• **INSTRUCTIONS TO FOLLOW**:
Each line of the data that includes the string "load" is to be copied out.

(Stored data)
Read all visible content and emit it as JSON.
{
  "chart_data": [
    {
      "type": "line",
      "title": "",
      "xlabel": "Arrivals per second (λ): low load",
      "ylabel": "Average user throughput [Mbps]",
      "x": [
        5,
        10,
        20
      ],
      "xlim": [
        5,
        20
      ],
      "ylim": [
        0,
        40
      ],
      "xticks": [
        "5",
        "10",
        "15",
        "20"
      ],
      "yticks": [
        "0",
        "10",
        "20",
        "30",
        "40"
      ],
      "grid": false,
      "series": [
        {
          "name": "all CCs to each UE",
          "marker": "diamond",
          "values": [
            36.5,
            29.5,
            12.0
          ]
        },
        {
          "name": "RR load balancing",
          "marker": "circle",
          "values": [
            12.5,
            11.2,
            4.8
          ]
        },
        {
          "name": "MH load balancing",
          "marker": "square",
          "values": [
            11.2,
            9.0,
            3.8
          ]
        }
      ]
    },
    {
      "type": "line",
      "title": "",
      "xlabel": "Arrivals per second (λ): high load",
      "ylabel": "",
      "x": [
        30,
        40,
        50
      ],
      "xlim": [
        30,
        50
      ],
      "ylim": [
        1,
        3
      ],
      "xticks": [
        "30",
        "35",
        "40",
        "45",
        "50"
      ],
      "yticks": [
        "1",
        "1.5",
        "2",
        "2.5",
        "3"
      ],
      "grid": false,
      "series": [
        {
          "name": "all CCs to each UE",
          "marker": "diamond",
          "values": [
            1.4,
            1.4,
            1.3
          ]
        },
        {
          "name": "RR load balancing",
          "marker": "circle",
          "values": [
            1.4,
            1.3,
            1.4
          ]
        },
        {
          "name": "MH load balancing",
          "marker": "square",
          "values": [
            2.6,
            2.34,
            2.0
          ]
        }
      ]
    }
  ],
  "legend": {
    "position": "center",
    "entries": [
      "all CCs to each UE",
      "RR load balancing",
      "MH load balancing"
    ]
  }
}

• **FINAL RESULT**:
      "xlabel": "Arrivals per second (λ): low load",
          "name": "RR load balancing",
          "name": "MH load balancing",
      "xlabel": "Arrivals per second (λ): high load",
          "name": "RR load balancing",
          "name": "MH load balancing",
      "RR load balancing",
      "MH load balancing"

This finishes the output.